Dataset records |
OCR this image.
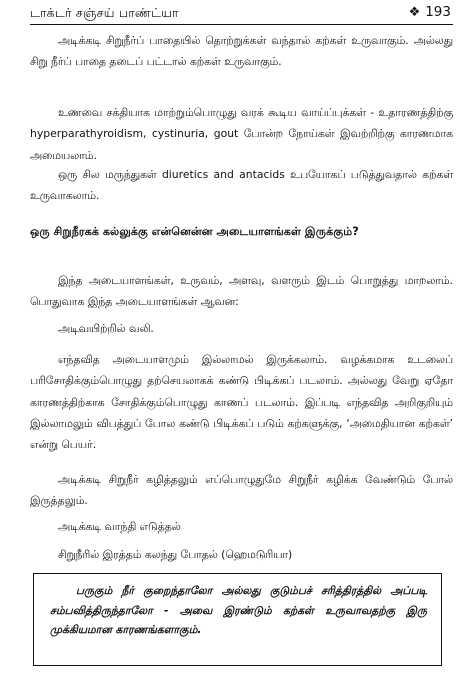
டாக்டர் சஞ்சய் பாண்ட்யா	❖ 193

அடிக்கடி சிறுநீர்ப் பாதையில் தொற்றுக்கள் வந்தால் கற்கள் உருவாகும். அல்லது சிறு நீர்ப் பாதை தடைப் பட்டால் கற்கள் உருவாகும்.

உணவை சக்தியாக மாற்றும்பொழுது வரக் கூடிய வாய்ப்புக்கள் - உதாரணத்திற்கு hyperparathyroidism, cystinuria, gout போன்ற நோய்கள் இவற்றிற்கு காரணமாக அமையலாம்.

ஒரு சில மருந்துகள் diuretics and antacids உபயோகப் படுத்துவதால் கற்கள் உருவாகலாம்.

ஒரு சிறுநீரகக் கல்லுக்கு என்னென்ன அடையாளங்கள் இருக்கும்?

இந்த அடையாளங்கள், உருவம், அளவு, வளரும் இடம் பொறுத்து மாறலாம். பொதுவாக இந்த அடையாளங்கள் ஆவன:

அடிவயிற்றில் வலி.

எந்தவித அடையாளமும் இல்லாமல் இருக்கலாம். வழக்கமாக உடலைப் பரிசோதிக்கும்பொழுது தற்செயலாகக் கண்டு பிடிக்கப் படலாம். அல்லது வேறு ஏதோ காரணத்திற்காக சோதிக்கும்பொழுது காணப் படலாம். இப்படி எந்தவித அறிகுறியும் இல்லாமலும் விபத்துப் போல கண்டு பிடிக்கப் படும் கற்களுக்கு, ‘அமைதியான கற்கள்’ என்று பெயர்.

அடிக்கடி சிறுநீர் கழித்தலும் எப்பொழுதுமே சிறுநீர் கழிக்க வேண்டும் போல் இருத்தலும்.

அடிக்கடி வாந்தி எடுத்தல்

சிறுநீரில் இரத்தம் கலந்து போதல் (ஹெமடுரியா)

பருகும் நீர் குறைந்தாலோ அல்லது குடும்பச் சரித்திரத்தில் அப்படி சம்பவித்திருந்தாலோ - அவை இரண்டும் கற்கள் உருவாவதற்கு இரு முக்கியமான காரணங்களாகும்.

Given request |
Write out the material above again, word for word, minus its pictures.

Response to this exercise |
OCR this image.
டாக்டர் சஞ்சய் பாண்ட்யா	❖ 193

அடிக்கடி சிறுநீர்ப் பாதையில் தொற்றுக்கள் வந்தால் கற்கள் உருவாகும். அல்லது சிறு நீர்ப் பாதை தடைப் பட்டால் கற்கள் உருவாகும்.

உணவை சக்தியாக மாற்றும்பொழுது வரக் கூடிய வாய்ப்புக்கள் - உதாரணத்திற்கு hyperparathyroidism, cystinuria, gout போன்ற நோய்கள் இவற்றிற்கு காரணமாக அமையலாம்.

ஒரு சில மருந்துகள் diuretics and antacids உபயோகப் படுத்துவதால் கற்கள் உருவாகலாம்.

ஒரு சிறுநீரகக் கல்லுக்கு என்னென்ன அடையாளங்கள் இருக்கும்?

இந்த அடையாளங்கள், உருவம், அளவு, வளரும் இடம் பொறுத்து மாறலாம். பொதுவாக இந்த அடையாளங்கள் ஆவன:

அடிவயிற்றில் வலி.

எந்தவித அடையாளமும் இல்லாமல் இருக்கலாம். வழக்கமாக உடலைப் பரிசோதிக்கும்பொழுது தற்செயலாகக் கண்டு பிடிக்கப் படலாம். அல்லது வேறு ஏதோ காரணத்திற்காக சோதிக்கும்பொழுது காணப் படலாம். இப்படி எந்தவித அறிகுறியும் இல்லாமலும் விபத்துப் போல கண்டு பிடிக்கப் படும் கற்களுக்கு, ‘அமைதியான கற்கள்’ என்று பெயர்.

அடிக்கடி சிறுநீர் கழித்தலும் எப்பொழுதுமே சிறுநீர் கழிக்க வேண்டும் போல் இருத்தலும்.

அடிக்கடி வாந்தி எடுத்தல்

சிறுநீரில் இரத்தம் கலந்து போதல் (ஹெமடுரியா)

பருகும் நீர் குறைந்தாலோ அல்லது குடும்பச் சரித்திரத்தில் அப்படி சம்பவித்திருந்தாலோ - அவை இரண்டும் கற்கள் உருவாவதற்கு இரு முக்கியமான காரணங்களாகும்.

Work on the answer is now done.